EXERCISE GOAL
Copy out the data exactly, leaving the pictures behind.

__________

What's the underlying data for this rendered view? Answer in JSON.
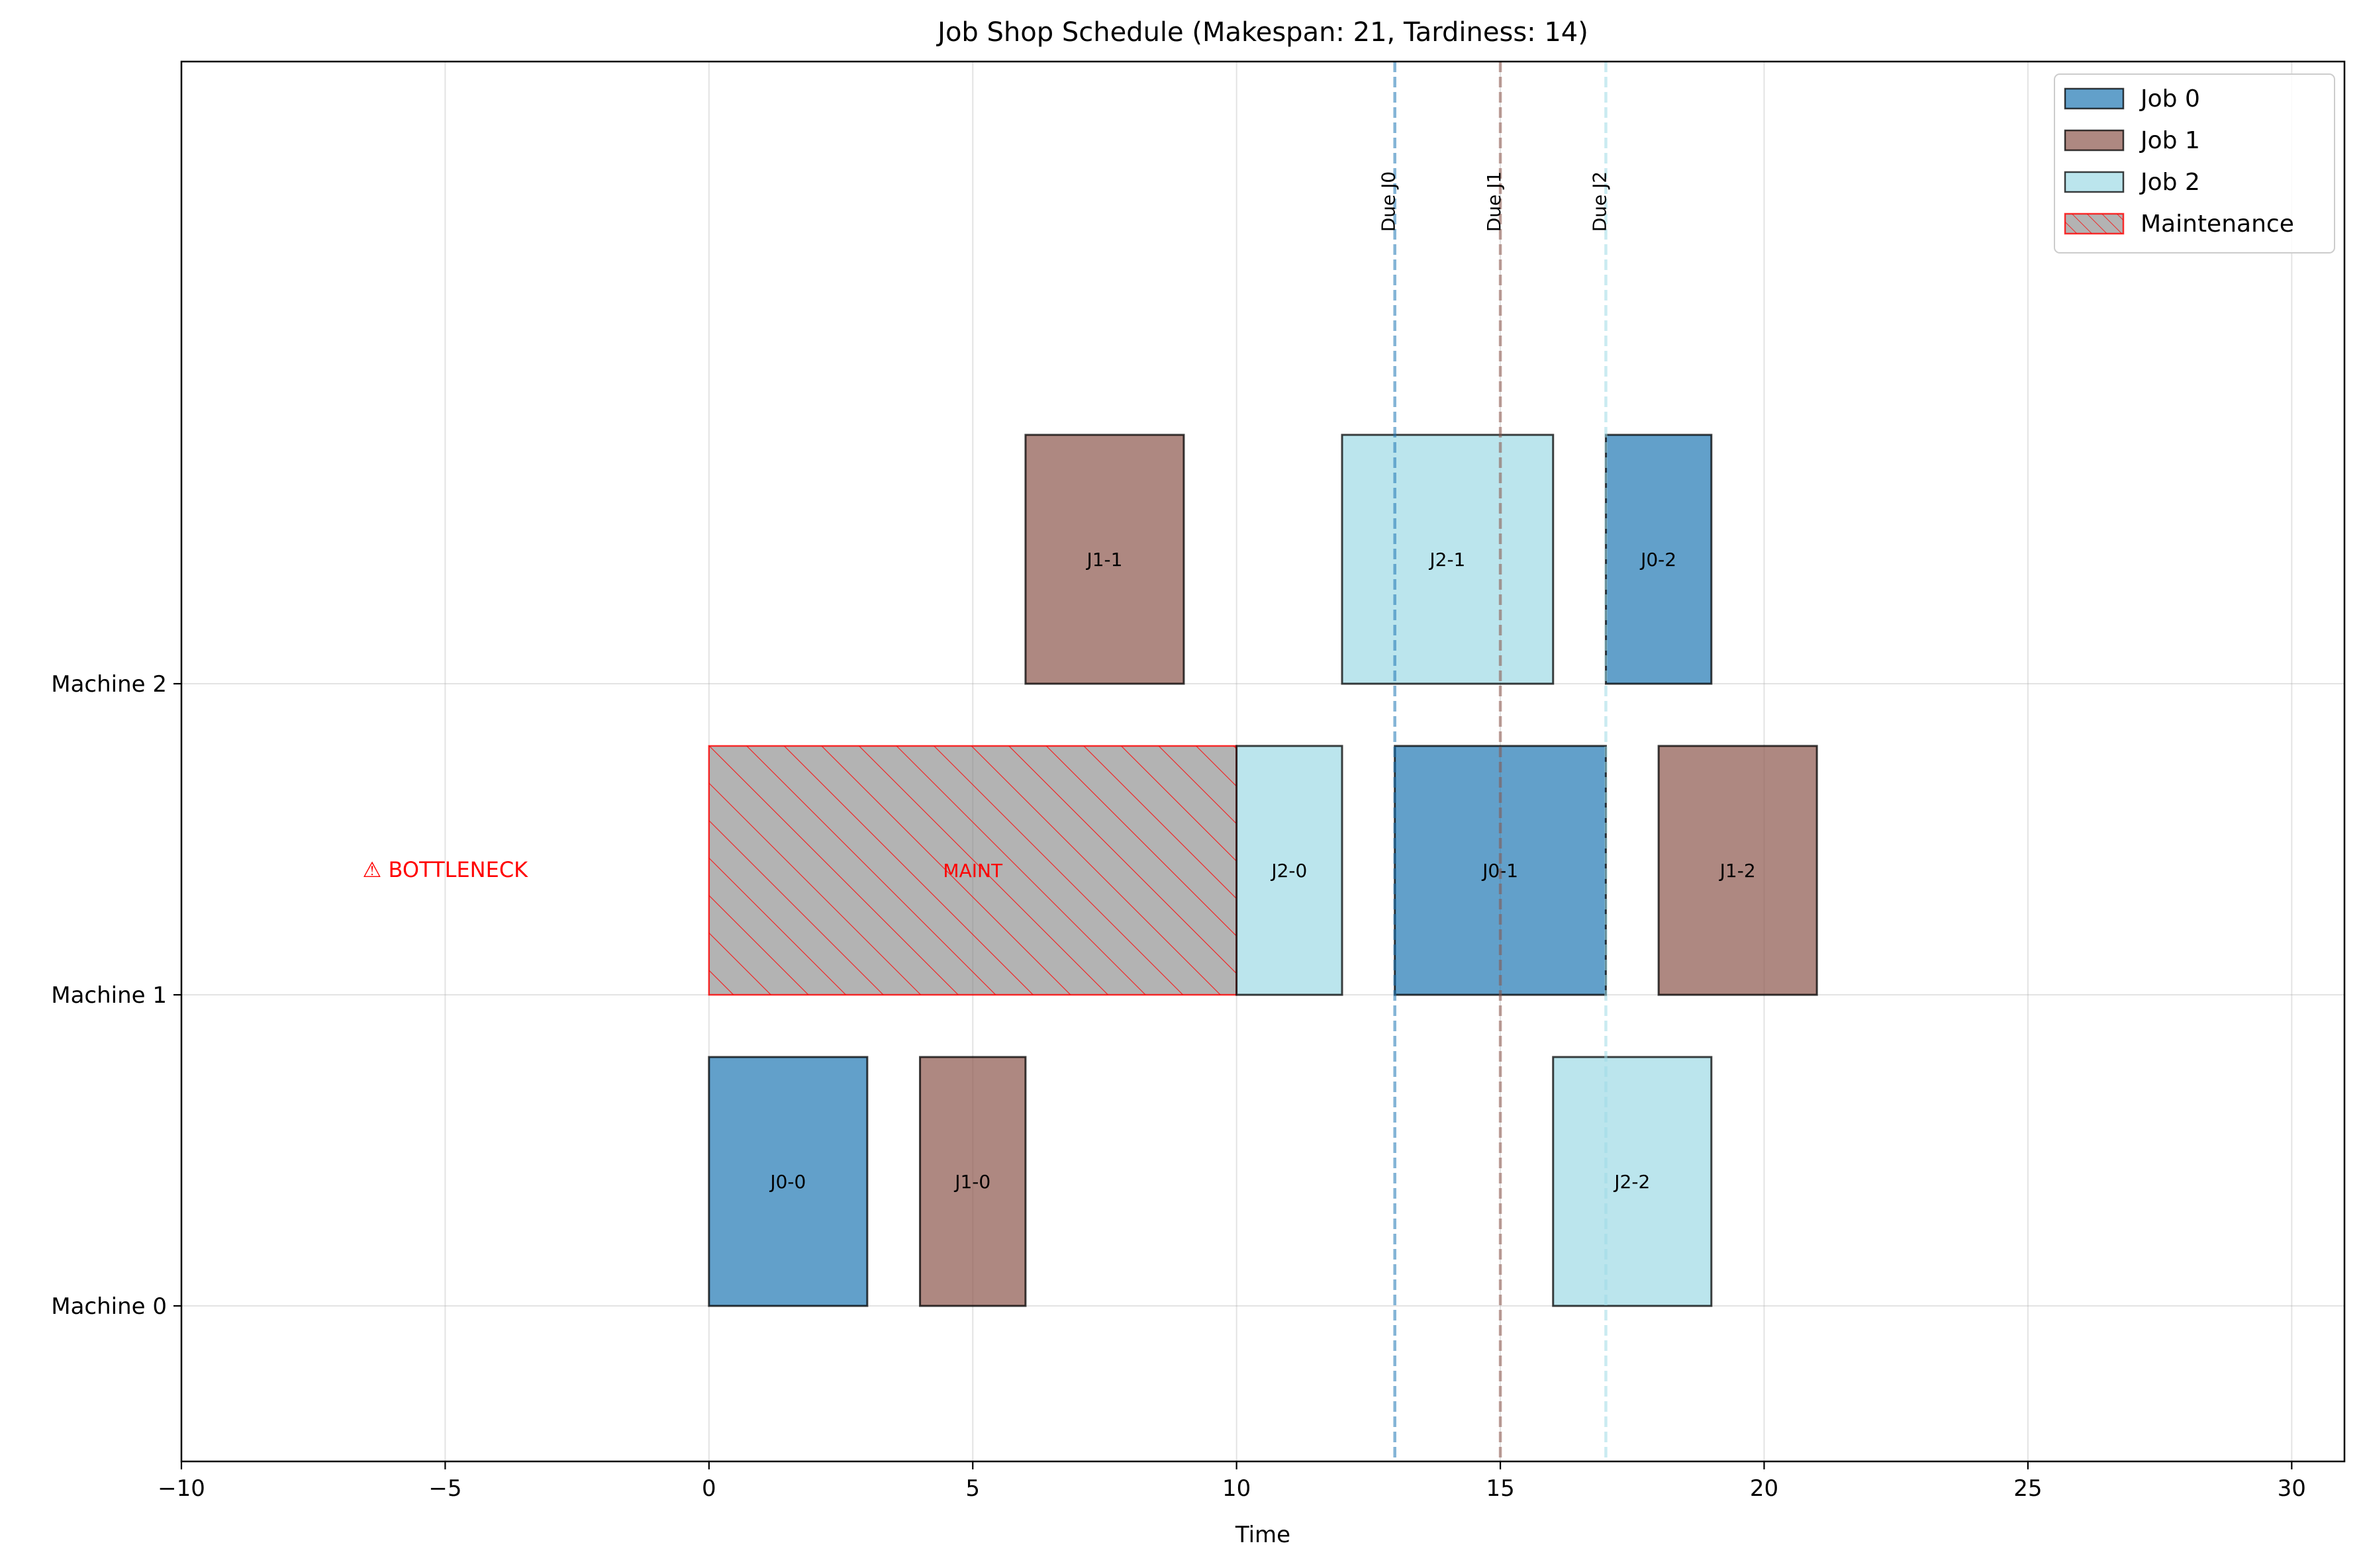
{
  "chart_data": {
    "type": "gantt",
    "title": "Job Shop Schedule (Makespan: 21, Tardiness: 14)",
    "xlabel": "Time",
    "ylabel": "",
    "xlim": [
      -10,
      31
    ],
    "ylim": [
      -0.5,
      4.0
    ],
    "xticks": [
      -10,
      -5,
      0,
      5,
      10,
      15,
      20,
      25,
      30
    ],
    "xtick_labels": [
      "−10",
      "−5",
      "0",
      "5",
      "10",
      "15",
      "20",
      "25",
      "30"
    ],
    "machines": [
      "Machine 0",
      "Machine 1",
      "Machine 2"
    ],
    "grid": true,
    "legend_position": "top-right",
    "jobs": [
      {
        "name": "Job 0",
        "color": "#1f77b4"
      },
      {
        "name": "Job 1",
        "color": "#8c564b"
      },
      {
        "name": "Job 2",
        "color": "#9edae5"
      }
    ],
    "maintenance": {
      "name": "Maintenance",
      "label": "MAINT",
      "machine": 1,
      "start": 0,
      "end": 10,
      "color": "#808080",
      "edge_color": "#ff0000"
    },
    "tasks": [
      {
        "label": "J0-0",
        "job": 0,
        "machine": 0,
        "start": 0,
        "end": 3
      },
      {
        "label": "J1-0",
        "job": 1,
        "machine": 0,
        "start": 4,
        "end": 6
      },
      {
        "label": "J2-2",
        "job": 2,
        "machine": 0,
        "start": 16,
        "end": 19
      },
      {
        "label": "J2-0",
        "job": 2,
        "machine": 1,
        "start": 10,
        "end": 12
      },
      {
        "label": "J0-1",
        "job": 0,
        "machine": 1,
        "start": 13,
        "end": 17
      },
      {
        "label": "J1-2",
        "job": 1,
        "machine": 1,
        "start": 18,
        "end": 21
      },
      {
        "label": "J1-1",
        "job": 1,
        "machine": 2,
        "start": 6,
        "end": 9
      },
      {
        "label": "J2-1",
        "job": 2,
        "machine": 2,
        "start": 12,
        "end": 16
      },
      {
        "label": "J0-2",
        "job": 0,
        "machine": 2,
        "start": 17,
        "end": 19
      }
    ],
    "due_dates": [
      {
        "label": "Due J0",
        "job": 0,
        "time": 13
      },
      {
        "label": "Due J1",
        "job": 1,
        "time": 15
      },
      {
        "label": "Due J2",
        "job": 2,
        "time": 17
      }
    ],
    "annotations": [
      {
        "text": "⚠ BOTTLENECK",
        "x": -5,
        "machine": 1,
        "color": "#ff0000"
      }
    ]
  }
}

__________

EXPECTED OUTPUT
What's the underlying data for this rendered view? Answer in JSON.
{
  "chart_data": {
    "type": "gantt",
    "title": "Job Shop Schedule (Makespan: 21, Tardiness: 14)",
    "xlabel": "Time",
    "ylabel": "",
    "xlim": [
      -10,
      31
    ],
    "ylim": [
      -0.5,
      4.0
    ],
    "xticks": [
      -10,
      -5,
      0,
      5,
      10,
      15,
      20,
      25,
      30
    ],
    "xtick_labels": [
      "−10",
      "−5",
      "0",
      "5",
      "10",
      "15",
      "20",
      "25",
      "30"
    ],
    "machines": [
      "Machine 0",
      "Machine 1",
      "Machine 2"
    ],
    "grid": true,
    "legend_position": "top-right",
    "jobs": [
      {
        "name": "Job 0",
        "color": "#1f77b4"
      },
      {
        "name": "Job 1",
        "color": "#8c564b"
      },
      {
        "name": "Job 2",
        "color": "#9edae5"
      }
    ],
    "maintenance": {
      "name": "Maintenance",
      "label": "MAINT",
      "machine": 1,
      "start": 0,
      "end": 10,
      "color": "#808080",
      "edge_color": "#ff0000"
    },
    "tasks": [
      {
        "label": "J0-0",
        "job": 0,
        "machine": 0,
        "start": 0,
        "end": 3
      },
      {
        "label": "J1-0",
        "job": 1,
        "machine": 0,
        "start": 4,
        "end": 6
      },
      {
        "label": "J2-2",
        "job": 2,
        "machine": 0,
        "start": 16,
        "end": 19
      },
      {
        "label": "J2-0",
        "job": 2,
        "machine": 1,
        "start": 10,
        "end": 12
      },
      {
        "label": "J0-1",
        "job": 0,
        "machine": 1,
        "start": 13,
        "end": 17
      },
      {
        "label": "J1-2",
        "job": 1,
        "machine": 1,
        "start": 18,
        "end": 21
      },
      {
        "label": "J1-1",
        "job": 1,
        "machine": 2,
        "start": 6,
        "end": 9
      },
      {
        "label": "J2-1",
        "job": 2,
        "machine": 2,
        "start": 12,
        "end": 16
      },
      {
        "label": "J0-2",
        "job": 0,
        "machine": 2,
        "start": 17,
        "end": 19
      }
    ],
    "due_dates": [
      {
        "label": "Due J0",
        "job": 0,
        "time": 13
      },
      {
        "label": "Due J1",
        "job": 1,
        "time": 15
      },
      {
        "label": "Due J2",
        "job": 2,
        "time": 17
      }
    ],
    "annotations": [
      {
        "text": "⚠ BOTTLENECK",
        "x": -5,
        "machine": 1,
        "color": "#ff0000"
      }
    ]
  }
}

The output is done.